* begin Given data *
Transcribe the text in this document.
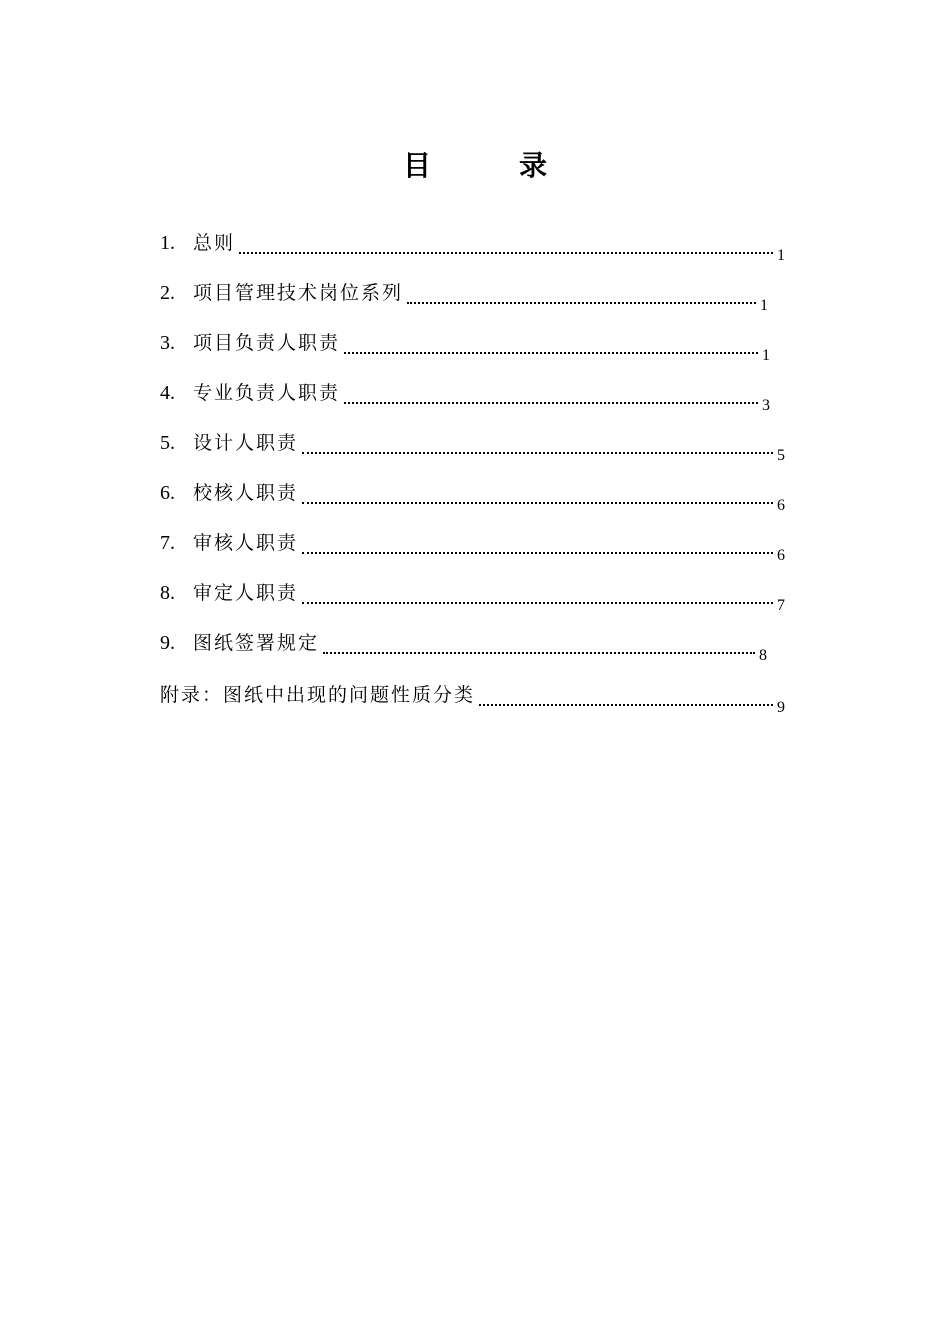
目　录
1. 总则
1
2. 项目管理技术岗位系列
1
3. 项目负责人职责
1
4. 专业负责人职责
3
5. 设计人职责
5
6. 校核人职责
6
7. 审核人职责
6
8. 审定人职责
7
9. 图纸签署规定
8
附录：图纸中出现的问题性质分类
9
* end Given data *
Each entry must be retyped word for word, with every image omitted.

* _Written response_:
Transcribe the text in this document.
目　录
1. 总则
1
2. 项目管理技术岗位系列
1
3. 项目负责人职责
1
4. 专业负责人职责
3
5. 设计人职责
5
6. 校核人职责
6
7. 审核人职责
6
8. 审定人职责
7
9. 图纸签署规定
8
附录：图纸中出现的问题性质分类
9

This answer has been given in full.